Dataset entries

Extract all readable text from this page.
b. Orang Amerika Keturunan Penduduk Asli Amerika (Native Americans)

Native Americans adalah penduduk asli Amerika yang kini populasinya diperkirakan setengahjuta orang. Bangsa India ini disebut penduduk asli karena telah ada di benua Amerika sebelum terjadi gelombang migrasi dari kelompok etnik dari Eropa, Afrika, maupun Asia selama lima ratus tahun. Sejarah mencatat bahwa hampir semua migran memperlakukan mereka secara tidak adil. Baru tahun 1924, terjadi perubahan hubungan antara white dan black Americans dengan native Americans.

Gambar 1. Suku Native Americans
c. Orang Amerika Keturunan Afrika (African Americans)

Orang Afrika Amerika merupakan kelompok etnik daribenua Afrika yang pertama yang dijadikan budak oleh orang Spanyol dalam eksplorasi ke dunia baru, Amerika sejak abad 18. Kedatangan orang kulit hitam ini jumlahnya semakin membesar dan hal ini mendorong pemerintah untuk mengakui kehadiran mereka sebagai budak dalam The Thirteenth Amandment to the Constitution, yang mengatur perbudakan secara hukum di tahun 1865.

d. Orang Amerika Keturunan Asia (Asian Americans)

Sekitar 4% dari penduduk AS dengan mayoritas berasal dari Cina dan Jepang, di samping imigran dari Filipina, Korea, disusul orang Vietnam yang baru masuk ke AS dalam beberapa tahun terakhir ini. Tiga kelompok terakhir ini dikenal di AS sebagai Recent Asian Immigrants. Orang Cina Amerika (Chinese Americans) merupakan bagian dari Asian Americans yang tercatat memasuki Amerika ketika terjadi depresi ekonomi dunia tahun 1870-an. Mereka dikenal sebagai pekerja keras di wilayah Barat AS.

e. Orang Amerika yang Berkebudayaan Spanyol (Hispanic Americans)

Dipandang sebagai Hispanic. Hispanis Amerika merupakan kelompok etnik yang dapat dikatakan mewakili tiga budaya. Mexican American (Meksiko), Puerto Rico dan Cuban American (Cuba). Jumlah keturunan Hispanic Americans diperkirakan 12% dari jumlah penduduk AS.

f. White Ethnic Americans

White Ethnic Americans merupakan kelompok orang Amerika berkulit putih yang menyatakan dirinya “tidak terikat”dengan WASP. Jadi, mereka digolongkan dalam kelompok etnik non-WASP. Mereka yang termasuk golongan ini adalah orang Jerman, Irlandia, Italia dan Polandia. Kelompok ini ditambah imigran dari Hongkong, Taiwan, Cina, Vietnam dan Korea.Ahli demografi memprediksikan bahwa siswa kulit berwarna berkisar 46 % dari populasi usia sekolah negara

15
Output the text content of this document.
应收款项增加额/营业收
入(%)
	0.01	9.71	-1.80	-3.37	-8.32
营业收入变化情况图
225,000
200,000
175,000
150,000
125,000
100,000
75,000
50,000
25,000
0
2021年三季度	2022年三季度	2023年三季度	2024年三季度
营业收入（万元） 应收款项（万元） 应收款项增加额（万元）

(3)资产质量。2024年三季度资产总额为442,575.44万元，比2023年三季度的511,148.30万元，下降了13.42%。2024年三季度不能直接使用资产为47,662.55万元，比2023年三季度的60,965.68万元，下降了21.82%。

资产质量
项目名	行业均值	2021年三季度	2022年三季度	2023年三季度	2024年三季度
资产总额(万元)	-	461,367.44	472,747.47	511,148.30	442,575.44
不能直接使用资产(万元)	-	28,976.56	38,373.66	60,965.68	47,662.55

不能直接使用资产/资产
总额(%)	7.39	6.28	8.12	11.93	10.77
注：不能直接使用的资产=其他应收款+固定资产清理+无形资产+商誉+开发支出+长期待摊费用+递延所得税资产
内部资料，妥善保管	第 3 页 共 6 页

* What the exercise asks
Read the entries and select each line where the word "资产质量" is found.

* Written solution
(3)资产质量。2024年三季度资产总额为442,575.44万元，比2023年三季度的511,148.30万元，下降了13.42%。2024年三季度不能直接使用资产为47,662.55万元，比2023年三季度的60,965.68万元，下降了21.82%。
资产质量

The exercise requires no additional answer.